● **Exercise prompt**
The listing below should be copied in full, word for word.
===== Input material
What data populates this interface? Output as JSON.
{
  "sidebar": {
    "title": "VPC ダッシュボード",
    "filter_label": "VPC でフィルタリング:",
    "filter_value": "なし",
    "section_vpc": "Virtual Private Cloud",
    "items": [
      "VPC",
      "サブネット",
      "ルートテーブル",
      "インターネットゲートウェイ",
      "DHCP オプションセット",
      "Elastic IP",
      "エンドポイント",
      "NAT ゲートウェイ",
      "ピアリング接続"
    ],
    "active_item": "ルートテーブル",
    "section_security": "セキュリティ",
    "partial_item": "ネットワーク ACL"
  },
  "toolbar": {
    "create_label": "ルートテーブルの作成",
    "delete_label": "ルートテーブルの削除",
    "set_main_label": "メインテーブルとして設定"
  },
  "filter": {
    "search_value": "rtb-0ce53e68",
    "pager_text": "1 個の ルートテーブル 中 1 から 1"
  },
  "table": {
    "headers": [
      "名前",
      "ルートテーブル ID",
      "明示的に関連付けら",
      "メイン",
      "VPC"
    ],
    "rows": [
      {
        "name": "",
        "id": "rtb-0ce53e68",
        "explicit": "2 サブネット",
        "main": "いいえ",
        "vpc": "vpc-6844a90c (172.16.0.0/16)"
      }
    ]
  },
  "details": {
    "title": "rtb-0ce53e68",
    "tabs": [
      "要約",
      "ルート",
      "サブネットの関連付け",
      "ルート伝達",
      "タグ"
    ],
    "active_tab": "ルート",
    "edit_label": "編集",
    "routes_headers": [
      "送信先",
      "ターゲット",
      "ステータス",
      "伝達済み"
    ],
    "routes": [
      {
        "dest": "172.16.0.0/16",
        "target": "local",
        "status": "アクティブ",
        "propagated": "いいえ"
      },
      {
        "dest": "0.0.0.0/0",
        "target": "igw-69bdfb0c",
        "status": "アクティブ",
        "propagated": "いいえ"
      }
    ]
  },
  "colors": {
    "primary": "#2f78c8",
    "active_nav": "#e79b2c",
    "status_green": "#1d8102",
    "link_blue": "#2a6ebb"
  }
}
==========
● **Answer below**
What data populates this interface? Output as JSON.
{
  "sidebar": {
    "title": "VPC ダッシュボード",
    "filter_label": "VPC でフィルタリング:",
    "filter_value": "なし",
    "section_vpc": "Virtual Private Cloud",
    "items": [
      "VPC",
      "サブネット",
      "ルートテーブル",
      "インターネットゲートウェイ",
      "DHCP オプションセット",
      "Elastic IP",
      "エンドポイント",
      "NAT ゲートウェイ",
      "ピアリング接続"
    ],
    "active_item": "ルートテーブル",
    "section_security": "セキュリティ",
    "partial_item": "ネットワーク ACL"
  },
  "toolbar": {
    "create_label": "ルートテーブルの作成",
    "delete_label": "ルートテーブルの削除",
    "set_main_label": "メインテーブルとして設定"
  },
  "filter": {
    "search_value": "rtb-0ce53e68",
    "pager_text": "1 個の ルートテーブル 中 1 から 1"
  },
  "table": {
    "headers": [
      "名前",
      "ルートテーブル ID",
      "明示的に関連付けら",
      "メイン",
      "VPC"
    ],
    "rows": [
      {
        "name": "",
        "id": "rtb-0ce53e68",
        "explicit": "2 サブネット",
        "main": "いいえ",
        "vpc": "vpc-6844a90c (172.16.0.0/16)"
      }
    ]
  },
  "details": {
    "title": "rtb-0ce53e68",
    "tabs": [
      "要約",
      "ルート",
      "サブネットの関連付け",
      "ルート伝達",
      "タグ"
    ],
    "active_tab": "ルート",
    "edit_label": "編集",
    "routes_headers": [
      "送信先",
      "ターゲット",
      "ステータス",
      "伝達済み"
    ],
    "routes": [
      {
        "dest": "172.16.0.0/16",
        "target": "local",
        "status": "アクティブ",
        "propagated": "いいえ"
      },
      {
        "dest": "0.0.0.0/0",
        "target": "igw-69bdfb0c",
        "status": "アクティブ",
        "propagated": "いいえ"
      }
    ]
  },
  "colors": {
    "primary": "#2f78c8",
    "active_nav": "#e79b2c",
    "status_green": "#1d8102",
    "link_blue": "#2a6ebb"
  }
}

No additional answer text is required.